§ **JOB**
Using the material that follows, identify and copy each line with the string "Agricultural".

§ **INFORMATION SHOWN**

□ □ □

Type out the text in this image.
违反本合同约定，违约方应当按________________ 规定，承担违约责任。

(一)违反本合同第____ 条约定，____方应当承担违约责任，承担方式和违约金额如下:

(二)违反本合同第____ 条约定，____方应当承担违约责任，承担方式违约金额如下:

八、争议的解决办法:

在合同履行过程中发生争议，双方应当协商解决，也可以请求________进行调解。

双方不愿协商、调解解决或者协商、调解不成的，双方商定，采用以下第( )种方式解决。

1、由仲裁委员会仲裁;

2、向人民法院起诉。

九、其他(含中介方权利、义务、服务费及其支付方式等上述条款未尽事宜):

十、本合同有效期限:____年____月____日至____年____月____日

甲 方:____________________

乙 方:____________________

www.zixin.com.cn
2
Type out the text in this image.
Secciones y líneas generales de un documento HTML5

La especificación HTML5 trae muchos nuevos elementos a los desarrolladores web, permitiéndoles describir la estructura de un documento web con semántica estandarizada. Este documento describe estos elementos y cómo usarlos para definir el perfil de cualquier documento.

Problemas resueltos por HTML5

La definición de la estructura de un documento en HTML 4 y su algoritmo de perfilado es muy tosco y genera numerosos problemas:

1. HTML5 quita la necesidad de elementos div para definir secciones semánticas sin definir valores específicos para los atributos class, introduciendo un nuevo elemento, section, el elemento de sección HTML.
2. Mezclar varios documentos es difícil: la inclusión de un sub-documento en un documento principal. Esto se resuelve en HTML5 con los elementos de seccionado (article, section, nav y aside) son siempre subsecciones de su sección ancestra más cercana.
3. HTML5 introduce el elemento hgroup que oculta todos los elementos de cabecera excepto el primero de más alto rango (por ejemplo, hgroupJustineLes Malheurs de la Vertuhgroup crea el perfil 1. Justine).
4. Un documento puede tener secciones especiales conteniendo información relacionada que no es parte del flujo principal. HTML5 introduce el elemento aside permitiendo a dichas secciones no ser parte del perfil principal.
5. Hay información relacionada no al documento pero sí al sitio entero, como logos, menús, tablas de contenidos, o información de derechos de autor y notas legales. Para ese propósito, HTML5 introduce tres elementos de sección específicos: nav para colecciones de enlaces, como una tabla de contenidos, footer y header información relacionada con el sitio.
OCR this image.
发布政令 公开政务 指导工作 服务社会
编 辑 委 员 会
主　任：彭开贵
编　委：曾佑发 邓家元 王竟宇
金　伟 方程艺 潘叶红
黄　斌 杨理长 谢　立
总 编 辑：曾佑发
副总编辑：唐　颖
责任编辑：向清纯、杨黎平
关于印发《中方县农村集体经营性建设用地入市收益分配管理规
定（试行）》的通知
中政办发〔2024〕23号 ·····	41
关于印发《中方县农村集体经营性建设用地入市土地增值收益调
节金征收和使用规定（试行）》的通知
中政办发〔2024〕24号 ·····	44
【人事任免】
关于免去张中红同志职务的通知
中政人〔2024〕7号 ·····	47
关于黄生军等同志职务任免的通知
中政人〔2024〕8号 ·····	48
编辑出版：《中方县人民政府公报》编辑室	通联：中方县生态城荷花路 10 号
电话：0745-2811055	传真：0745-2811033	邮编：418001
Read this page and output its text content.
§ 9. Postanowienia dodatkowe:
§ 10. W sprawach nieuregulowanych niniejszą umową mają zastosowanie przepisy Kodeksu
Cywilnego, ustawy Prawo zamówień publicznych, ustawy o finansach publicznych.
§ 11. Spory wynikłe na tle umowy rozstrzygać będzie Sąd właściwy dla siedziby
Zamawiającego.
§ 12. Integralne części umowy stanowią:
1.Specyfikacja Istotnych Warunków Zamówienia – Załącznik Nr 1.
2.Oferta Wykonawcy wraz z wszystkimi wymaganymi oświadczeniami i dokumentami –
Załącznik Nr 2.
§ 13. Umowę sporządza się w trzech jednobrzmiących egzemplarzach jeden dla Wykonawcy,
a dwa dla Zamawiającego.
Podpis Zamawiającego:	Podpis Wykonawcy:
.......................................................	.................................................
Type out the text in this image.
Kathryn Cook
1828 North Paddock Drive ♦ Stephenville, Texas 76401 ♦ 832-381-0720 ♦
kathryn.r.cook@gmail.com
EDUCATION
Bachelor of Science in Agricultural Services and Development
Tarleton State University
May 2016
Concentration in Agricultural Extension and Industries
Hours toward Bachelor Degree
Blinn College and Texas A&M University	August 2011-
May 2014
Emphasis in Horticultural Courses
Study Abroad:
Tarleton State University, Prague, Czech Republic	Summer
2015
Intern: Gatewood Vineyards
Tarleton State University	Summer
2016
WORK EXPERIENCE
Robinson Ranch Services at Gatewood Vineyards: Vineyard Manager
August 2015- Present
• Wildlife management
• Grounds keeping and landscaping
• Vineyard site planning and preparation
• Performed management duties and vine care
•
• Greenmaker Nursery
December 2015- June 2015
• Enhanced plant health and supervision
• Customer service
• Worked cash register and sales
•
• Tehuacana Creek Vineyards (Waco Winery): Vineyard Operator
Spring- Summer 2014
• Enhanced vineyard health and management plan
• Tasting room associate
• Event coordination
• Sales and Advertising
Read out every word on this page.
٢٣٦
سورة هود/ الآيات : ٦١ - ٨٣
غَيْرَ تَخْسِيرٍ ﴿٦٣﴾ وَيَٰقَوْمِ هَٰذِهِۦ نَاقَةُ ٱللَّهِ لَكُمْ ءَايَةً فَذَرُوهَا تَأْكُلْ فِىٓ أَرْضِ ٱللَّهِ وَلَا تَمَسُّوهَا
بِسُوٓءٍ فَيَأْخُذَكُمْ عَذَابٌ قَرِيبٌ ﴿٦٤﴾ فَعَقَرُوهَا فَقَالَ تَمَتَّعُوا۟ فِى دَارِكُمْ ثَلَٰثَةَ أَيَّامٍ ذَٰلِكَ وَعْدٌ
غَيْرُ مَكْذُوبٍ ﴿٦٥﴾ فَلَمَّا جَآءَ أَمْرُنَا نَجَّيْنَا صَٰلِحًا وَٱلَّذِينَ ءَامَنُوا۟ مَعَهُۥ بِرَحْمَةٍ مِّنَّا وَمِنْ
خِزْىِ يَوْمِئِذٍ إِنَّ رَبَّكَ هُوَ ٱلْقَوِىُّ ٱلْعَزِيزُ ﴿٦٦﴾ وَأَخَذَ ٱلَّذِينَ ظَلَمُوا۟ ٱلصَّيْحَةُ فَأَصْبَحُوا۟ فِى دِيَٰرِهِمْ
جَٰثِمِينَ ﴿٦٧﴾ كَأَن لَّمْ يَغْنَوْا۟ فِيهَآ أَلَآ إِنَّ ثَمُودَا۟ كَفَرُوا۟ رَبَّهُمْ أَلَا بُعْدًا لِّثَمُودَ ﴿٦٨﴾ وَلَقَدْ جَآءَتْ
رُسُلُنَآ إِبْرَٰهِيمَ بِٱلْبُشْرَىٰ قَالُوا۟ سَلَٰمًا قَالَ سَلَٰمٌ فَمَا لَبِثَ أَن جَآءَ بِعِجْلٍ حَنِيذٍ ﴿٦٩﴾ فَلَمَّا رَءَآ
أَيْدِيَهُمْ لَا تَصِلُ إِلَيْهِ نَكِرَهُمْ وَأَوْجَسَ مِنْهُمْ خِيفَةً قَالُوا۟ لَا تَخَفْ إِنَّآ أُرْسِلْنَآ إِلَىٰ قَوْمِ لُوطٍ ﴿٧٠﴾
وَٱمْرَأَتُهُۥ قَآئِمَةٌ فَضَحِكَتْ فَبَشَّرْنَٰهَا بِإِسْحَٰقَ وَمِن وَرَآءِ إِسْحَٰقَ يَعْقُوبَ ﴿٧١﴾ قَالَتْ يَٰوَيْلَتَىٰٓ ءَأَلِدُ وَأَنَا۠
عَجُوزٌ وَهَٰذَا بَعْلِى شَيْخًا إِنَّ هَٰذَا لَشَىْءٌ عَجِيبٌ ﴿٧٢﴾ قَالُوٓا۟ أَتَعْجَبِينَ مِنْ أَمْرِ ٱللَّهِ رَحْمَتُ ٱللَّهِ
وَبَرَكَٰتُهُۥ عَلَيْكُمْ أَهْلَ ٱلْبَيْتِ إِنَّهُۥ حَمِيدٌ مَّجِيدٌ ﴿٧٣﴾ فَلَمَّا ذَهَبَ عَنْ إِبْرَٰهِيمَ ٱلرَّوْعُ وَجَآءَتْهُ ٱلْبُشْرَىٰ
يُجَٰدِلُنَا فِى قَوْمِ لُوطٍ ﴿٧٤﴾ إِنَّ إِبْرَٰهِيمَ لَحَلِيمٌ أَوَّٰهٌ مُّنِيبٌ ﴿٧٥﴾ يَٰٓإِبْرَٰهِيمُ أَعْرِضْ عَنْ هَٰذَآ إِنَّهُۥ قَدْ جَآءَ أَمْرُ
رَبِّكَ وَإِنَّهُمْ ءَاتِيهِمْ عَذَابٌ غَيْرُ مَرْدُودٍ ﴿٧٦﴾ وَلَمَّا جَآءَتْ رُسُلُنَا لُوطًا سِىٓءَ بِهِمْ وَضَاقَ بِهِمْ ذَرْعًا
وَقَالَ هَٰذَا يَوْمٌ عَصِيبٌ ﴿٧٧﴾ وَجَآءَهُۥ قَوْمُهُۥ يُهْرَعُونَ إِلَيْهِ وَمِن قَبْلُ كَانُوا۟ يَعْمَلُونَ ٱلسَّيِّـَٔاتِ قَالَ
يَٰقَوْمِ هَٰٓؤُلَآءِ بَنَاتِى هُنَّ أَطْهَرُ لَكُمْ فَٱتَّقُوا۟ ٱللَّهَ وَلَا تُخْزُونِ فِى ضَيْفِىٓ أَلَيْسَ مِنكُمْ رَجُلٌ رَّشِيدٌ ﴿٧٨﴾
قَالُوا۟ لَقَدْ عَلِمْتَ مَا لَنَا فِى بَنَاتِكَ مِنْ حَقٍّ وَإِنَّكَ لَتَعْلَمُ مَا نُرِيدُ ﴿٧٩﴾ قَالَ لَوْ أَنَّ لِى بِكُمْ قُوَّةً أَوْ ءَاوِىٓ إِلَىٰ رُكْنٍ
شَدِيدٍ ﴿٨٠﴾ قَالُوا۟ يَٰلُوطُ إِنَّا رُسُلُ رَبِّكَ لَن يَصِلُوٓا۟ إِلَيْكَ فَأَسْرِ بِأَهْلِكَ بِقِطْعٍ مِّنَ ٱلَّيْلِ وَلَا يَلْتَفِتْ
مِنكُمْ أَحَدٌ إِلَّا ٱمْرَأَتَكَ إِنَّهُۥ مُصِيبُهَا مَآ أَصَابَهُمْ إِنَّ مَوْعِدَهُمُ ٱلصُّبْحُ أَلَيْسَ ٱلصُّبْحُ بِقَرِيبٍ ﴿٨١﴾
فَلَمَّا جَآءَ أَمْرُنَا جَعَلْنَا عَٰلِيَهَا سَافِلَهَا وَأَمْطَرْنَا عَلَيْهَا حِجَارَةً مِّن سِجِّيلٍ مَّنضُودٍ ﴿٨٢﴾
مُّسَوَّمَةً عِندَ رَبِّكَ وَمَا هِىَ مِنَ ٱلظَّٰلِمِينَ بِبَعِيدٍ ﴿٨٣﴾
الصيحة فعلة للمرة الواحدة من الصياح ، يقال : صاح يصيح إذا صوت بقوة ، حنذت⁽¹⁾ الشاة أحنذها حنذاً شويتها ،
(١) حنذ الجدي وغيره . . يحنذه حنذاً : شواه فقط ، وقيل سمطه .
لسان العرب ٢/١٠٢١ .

□ □ □

§ **FULL RESPONSE**
Bachelor of Science in Agricultural Services and Development
Concentration in Agricultural Extension and Industries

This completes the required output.